#### Instruction:
Lines holding the string "CBABC" are the ones to copy; find them all in the data.
──────── Given records ────────
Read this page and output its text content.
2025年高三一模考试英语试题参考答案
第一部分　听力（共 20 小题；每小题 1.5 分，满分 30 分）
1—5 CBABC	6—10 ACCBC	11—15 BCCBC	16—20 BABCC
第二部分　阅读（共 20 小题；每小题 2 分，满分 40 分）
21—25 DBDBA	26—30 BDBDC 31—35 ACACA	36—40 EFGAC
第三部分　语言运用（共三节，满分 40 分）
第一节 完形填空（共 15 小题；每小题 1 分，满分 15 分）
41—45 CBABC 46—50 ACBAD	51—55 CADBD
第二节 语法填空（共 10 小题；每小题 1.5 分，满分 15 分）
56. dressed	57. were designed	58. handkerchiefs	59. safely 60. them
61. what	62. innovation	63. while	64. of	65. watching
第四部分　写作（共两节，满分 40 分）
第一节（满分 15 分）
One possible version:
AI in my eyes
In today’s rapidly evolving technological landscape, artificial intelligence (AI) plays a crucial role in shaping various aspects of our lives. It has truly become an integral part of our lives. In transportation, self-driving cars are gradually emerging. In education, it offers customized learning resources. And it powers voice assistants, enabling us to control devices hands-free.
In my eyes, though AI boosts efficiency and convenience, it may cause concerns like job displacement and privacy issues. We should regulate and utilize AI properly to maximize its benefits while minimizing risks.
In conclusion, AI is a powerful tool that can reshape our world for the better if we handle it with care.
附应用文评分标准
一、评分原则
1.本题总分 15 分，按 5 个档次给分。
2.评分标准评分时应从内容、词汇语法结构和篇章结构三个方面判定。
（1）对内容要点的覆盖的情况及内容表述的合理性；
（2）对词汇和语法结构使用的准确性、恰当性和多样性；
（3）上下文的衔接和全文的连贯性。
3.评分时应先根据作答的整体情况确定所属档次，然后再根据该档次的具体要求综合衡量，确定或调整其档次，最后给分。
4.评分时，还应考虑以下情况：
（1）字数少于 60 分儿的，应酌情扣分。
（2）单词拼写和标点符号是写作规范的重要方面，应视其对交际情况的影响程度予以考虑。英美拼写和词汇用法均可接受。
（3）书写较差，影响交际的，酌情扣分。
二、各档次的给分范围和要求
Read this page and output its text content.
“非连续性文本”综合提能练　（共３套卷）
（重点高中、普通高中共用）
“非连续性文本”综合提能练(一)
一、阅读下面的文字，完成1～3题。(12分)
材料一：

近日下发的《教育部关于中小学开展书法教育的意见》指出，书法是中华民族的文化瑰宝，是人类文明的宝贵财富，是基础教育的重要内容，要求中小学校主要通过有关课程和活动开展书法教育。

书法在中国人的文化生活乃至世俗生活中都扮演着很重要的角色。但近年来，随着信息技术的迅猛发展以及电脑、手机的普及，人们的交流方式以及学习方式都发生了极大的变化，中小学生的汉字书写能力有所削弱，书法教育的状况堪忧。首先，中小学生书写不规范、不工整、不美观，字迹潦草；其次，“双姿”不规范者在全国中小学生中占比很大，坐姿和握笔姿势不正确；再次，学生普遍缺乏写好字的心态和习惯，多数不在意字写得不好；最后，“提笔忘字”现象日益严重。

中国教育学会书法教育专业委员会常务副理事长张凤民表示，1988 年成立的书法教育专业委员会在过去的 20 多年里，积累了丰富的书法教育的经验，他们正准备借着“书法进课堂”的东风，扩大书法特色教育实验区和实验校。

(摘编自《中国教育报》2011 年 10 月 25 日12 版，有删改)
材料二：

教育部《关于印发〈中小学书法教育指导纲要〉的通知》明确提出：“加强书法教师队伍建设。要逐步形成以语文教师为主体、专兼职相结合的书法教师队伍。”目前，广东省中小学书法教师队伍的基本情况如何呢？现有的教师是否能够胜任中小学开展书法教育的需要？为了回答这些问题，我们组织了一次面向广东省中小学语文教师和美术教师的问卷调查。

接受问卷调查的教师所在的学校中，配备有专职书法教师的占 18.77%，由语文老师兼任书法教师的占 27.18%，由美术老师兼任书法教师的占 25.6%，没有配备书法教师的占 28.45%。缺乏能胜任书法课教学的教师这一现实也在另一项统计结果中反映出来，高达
────────
#### Answer to this task:
1—5 CBABC	6—10 ACCBC	11—15 BCCBC	16—20 BABCC
41—45 CBABC 46—50 ACBAD	51—55 CADBD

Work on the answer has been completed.